▶ _Requirements_
Give the number of lines containing the word "median", and nothing else.

▶ _Provided records_
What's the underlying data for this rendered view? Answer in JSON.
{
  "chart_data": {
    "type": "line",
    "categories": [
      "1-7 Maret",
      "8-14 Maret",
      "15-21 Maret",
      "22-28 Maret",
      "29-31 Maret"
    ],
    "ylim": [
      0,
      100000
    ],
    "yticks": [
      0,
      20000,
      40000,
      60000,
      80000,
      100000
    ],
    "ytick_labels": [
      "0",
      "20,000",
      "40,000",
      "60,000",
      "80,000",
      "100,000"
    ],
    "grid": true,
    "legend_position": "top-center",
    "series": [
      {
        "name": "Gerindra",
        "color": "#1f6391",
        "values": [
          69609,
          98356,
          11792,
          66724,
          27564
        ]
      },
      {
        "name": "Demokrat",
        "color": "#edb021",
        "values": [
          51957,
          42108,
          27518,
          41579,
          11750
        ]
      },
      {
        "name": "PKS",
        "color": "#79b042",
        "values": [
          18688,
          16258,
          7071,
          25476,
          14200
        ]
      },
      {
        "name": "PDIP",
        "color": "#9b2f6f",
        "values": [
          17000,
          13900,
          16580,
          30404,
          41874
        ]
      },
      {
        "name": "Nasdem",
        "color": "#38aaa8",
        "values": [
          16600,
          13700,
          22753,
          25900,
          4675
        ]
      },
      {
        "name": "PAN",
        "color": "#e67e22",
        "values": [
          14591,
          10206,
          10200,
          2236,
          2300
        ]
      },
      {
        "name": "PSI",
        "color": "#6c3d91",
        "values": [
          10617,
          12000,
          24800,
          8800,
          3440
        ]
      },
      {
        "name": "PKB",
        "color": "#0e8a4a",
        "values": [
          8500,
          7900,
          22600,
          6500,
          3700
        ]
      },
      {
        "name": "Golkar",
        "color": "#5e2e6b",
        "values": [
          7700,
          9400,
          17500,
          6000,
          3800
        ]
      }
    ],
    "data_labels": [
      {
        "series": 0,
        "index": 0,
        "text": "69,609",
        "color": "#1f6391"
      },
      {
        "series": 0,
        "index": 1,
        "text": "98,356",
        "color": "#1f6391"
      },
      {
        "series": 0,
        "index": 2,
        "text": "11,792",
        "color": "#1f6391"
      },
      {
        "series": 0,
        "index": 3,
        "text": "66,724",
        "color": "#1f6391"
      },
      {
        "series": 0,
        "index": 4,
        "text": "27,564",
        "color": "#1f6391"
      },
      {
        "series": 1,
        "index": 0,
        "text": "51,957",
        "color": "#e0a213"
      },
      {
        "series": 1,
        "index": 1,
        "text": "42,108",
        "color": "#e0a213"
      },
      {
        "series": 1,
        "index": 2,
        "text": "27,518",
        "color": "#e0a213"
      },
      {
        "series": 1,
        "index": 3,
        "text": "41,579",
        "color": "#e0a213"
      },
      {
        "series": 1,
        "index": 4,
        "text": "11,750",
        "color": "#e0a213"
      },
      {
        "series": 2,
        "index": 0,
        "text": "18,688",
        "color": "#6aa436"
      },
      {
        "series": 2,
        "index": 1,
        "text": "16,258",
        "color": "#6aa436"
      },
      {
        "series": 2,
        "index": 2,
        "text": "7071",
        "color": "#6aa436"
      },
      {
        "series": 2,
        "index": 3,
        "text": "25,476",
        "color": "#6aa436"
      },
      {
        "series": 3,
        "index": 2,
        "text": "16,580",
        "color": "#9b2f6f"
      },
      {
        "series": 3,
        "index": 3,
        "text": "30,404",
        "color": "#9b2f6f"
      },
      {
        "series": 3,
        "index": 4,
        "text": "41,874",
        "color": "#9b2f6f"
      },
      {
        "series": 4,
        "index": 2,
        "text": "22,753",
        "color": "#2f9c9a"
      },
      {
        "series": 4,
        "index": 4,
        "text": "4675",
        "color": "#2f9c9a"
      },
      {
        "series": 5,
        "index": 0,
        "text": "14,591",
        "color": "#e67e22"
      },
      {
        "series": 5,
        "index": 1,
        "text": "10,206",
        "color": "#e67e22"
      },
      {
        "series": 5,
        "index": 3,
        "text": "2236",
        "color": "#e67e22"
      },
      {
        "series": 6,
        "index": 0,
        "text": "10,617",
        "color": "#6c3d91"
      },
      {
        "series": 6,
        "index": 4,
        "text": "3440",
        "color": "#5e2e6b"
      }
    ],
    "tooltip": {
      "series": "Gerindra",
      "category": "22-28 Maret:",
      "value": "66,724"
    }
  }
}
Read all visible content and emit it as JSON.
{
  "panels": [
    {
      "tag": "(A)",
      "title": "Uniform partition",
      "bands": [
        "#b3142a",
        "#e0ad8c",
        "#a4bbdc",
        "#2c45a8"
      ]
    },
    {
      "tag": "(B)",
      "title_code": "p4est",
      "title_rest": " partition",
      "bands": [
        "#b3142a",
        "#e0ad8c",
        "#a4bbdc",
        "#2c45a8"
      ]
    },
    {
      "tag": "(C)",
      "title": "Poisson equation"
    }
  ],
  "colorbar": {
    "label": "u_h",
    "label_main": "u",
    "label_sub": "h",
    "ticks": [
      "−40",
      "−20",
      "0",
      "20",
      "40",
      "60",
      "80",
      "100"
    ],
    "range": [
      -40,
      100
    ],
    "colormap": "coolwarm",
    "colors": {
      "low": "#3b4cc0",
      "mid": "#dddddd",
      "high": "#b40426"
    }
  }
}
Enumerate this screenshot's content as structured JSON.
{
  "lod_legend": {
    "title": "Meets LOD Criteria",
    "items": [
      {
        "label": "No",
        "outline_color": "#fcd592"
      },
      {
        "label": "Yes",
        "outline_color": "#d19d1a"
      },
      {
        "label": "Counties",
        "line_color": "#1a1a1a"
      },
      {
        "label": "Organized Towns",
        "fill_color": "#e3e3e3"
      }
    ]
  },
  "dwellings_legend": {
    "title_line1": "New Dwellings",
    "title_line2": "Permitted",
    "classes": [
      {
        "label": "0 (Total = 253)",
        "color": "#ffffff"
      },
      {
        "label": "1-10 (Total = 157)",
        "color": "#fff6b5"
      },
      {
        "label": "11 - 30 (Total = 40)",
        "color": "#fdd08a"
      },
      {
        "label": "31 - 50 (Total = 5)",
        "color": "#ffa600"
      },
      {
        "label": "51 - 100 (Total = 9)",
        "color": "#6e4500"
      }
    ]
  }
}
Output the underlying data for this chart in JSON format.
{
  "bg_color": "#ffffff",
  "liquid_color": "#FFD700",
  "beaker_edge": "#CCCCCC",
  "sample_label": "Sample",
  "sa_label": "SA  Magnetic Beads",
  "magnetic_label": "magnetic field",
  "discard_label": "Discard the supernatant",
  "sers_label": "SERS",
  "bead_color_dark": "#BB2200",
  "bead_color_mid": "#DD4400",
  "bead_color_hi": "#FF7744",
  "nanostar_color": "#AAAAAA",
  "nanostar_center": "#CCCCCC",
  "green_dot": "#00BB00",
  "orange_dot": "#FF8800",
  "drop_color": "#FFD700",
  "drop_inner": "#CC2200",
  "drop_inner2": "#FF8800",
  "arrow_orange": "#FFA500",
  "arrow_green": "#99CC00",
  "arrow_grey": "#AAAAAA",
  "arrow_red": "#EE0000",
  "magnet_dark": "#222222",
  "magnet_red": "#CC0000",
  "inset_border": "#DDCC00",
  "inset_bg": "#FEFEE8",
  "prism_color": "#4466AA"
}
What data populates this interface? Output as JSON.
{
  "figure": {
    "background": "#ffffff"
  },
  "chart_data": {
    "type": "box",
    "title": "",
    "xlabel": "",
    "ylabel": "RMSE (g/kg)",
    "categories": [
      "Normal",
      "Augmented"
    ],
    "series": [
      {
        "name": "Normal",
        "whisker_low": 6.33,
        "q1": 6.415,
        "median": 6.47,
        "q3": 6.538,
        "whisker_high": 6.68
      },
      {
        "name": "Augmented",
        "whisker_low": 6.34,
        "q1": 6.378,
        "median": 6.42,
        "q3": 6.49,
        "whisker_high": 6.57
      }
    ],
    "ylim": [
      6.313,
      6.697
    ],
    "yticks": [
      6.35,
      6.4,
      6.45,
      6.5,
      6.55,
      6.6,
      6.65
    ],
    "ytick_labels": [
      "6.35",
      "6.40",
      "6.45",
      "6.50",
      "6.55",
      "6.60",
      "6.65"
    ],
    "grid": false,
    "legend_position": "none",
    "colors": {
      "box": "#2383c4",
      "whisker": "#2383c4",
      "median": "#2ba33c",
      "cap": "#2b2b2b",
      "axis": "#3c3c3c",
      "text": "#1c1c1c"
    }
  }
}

▶ _The response_
3